== Data for this task ==
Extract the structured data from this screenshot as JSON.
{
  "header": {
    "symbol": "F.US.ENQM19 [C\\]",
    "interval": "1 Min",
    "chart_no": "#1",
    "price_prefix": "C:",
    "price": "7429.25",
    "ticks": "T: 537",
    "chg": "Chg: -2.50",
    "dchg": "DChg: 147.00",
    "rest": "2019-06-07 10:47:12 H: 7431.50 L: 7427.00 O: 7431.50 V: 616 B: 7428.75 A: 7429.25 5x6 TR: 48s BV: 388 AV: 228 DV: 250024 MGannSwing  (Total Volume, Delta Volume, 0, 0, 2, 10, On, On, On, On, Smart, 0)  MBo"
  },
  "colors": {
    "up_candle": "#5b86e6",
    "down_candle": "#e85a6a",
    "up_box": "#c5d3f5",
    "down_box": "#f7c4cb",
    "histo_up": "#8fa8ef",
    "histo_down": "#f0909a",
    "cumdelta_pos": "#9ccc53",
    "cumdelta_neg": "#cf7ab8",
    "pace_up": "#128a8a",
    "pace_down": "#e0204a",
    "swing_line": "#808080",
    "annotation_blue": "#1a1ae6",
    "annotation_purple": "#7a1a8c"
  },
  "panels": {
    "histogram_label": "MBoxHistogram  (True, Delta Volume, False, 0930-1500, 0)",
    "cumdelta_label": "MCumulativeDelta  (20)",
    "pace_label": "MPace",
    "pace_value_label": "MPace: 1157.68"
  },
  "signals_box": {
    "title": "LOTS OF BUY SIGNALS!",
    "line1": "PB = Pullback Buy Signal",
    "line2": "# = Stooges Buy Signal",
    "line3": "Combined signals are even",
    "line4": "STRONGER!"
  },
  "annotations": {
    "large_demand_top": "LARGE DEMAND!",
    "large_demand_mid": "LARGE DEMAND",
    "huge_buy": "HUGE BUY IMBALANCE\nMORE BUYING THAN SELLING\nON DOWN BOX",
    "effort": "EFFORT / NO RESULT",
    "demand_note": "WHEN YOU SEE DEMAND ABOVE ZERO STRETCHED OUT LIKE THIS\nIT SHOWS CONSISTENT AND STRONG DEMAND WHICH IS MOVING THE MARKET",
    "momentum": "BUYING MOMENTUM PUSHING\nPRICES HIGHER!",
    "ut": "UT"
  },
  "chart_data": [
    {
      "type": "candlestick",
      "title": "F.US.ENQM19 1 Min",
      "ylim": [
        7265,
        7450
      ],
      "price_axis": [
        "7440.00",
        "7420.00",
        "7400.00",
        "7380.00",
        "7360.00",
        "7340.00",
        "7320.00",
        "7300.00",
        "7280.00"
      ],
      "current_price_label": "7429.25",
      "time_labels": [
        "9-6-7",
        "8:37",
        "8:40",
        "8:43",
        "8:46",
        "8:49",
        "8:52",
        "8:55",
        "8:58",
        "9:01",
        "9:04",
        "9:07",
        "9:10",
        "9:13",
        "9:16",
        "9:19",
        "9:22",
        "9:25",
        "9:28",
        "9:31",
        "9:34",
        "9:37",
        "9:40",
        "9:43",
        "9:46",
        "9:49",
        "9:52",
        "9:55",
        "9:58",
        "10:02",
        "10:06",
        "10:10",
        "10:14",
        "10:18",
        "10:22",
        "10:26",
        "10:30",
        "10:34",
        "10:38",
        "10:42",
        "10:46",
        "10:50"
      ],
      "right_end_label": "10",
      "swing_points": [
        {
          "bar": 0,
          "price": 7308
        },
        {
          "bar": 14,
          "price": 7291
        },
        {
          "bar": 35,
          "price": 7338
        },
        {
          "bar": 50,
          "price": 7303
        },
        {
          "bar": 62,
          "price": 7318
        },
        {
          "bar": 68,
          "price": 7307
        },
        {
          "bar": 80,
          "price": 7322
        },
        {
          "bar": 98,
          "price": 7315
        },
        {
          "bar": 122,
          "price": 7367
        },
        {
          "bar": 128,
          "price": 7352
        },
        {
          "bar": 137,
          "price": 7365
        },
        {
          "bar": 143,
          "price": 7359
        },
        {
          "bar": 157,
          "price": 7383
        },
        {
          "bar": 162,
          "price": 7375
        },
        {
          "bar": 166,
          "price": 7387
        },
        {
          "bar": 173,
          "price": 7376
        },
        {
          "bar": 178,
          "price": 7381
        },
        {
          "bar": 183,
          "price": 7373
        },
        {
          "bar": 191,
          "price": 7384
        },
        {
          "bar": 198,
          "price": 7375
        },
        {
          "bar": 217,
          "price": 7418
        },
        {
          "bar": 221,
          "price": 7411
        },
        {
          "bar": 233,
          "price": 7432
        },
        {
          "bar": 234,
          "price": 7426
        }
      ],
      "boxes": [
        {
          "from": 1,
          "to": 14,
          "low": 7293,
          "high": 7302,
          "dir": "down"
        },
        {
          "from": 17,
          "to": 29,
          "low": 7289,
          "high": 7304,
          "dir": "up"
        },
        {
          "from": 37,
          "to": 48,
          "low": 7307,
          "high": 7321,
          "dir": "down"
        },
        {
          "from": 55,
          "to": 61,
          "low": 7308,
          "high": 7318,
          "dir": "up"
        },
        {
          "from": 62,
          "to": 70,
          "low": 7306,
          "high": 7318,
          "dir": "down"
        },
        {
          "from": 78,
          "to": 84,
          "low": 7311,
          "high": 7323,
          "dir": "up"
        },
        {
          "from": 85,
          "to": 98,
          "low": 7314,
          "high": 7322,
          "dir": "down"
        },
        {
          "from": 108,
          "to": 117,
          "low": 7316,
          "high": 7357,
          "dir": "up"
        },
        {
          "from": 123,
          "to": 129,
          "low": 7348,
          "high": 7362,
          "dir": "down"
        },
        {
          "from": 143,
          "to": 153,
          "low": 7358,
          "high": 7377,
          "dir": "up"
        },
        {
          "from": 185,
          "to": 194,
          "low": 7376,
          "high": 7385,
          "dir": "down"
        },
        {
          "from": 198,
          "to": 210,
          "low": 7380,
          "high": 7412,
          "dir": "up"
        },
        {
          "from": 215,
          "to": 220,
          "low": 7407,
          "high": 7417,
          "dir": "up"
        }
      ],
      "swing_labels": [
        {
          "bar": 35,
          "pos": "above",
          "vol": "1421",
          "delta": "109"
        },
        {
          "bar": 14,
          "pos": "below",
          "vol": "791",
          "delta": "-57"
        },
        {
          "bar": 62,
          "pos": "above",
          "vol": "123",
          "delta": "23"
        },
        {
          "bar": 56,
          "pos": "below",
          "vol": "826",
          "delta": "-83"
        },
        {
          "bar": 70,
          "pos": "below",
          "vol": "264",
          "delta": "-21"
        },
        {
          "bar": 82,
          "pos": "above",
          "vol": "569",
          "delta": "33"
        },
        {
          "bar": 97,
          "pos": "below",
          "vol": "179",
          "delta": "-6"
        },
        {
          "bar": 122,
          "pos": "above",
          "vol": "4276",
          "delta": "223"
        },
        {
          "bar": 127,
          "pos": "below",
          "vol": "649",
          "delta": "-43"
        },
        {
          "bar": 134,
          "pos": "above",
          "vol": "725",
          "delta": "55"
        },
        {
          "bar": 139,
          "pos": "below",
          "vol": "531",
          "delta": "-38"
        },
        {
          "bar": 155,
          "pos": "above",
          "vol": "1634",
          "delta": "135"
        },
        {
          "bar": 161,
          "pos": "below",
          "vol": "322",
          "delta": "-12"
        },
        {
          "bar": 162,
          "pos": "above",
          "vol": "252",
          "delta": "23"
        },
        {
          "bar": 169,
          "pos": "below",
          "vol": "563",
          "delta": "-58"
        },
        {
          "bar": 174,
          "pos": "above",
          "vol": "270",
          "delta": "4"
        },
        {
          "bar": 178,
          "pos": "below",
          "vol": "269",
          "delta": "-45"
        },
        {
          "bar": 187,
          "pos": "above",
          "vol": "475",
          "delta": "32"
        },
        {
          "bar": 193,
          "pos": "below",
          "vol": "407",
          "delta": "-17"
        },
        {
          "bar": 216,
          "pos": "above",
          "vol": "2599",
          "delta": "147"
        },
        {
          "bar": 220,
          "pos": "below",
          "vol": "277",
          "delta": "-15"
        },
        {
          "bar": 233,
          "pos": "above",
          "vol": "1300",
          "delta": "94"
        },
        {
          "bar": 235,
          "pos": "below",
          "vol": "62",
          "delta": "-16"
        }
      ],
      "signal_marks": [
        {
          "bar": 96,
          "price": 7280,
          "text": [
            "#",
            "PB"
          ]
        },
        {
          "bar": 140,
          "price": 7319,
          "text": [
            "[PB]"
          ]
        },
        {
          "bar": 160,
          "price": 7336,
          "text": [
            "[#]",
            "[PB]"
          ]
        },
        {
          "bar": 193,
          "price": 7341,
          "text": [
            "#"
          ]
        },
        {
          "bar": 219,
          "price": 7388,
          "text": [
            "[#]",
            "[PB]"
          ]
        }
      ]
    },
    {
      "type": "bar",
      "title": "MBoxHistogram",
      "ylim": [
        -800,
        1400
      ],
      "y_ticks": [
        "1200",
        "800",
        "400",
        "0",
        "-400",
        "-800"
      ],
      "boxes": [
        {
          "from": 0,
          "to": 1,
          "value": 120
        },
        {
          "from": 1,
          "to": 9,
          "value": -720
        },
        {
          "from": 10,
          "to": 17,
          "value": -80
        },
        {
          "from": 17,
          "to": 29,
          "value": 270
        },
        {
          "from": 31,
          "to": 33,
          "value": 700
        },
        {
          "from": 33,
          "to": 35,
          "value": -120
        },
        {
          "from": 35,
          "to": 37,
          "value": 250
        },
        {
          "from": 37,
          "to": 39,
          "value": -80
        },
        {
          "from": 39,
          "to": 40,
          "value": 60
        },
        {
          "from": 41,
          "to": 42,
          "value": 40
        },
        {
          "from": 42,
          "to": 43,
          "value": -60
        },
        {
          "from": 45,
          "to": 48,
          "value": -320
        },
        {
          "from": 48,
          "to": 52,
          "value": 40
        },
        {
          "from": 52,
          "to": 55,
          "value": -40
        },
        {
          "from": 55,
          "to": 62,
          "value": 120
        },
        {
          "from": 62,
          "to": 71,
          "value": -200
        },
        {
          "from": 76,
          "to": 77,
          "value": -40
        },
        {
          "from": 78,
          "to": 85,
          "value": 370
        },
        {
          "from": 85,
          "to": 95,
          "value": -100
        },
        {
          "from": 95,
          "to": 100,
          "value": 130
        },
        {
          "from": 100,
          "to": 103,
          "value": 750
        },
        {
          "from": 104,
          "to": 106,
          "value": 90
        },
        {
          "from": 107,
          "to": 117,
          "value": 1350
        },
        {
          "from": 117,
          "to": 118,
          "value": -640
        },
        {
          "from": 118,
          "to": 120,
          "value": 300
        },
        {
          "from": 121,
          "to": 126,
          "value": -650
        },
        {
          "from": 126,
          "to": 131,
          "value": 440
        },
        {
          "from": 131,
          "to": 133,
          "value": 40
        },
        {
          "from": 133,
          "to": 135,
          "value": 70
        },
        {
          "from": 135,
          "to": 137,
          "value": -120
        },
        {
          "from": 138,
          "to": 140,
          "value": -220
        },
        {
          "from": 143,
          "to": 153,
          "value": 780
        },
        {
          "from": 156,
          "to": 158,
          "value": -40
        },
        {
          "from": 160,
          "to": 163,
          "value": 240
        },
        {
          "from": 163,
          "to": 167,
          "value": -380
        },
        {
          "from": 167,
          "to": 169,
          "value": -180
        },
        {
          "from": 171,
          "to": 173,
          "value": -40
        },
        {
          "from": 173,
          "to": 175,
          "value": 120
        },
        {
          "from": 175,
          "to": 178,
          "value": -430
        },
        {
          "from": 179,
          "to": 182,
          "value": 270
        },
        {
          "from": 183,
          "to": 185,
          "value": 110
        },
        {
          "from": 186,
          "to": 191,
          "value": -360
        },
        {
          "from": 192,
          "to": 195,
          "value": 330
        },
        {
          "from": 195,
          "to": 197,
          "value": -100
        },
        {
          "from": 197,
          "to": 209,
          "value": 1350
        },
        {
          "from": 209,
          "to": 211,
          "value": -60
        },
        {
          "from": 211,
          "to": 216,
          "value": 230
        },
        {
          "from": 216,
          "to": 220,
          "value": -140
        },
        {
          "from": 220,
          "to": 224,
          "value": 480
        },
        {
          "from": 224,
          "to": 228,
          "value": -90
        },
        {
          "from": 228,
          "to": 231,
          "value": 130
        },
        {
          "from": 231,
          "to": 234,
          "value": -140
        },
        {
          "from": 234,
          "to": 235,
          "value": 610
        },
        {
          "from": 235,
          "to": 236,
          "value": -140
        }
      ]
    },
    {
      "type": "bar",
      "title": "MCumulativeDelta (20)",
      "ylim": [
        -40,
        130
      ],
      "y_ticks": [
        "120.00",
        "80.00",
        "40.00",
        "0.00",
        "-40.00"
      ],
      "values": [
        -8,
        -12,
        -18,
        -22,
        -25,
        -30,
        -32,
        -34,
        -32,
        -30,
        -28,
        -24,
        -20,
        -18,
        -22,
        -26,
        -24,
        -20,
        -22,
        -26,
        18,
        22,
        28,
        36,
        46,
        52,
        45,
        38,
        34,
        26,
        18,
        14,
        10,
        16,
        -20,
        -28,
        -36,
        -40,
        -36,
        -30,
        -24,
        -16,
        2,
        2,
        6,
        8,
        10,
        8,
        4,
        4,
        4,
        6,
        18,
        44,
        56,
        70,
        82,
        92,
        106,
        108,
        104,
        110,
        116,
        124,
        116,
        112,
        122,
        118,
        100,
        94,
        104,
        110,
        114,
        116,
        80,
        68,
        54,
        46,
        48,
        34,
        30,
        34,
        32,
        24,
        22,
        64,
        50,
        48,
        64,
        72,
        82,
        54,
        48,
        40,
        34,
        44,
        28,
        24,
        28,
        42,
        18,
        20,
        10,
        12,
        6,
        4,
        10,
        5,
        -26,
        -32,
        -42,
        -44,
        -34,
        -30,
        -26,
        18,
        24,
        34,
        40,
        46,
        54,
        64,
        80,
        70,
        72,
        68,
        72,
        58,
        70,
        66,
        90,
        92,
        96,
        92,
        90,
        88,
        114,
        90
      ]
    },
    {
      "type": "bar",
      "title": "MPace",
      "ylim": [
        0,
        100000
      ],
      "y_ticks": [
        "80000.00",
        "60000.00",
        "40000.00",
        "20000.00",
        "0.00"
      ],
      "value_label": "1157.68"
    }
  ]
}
===
*Written instruction*: Search the data for the word "BUYING" and copy each line where it appears.

*Answer to this task*:
    "huge_buy": "HUGE BUY IMBALANCE\nMORE BUYING THAN SELLING\nON DOWN BOX",
    "momentum": "BUYING MOMENTUM PUSHING\nPRICES HIGHER!",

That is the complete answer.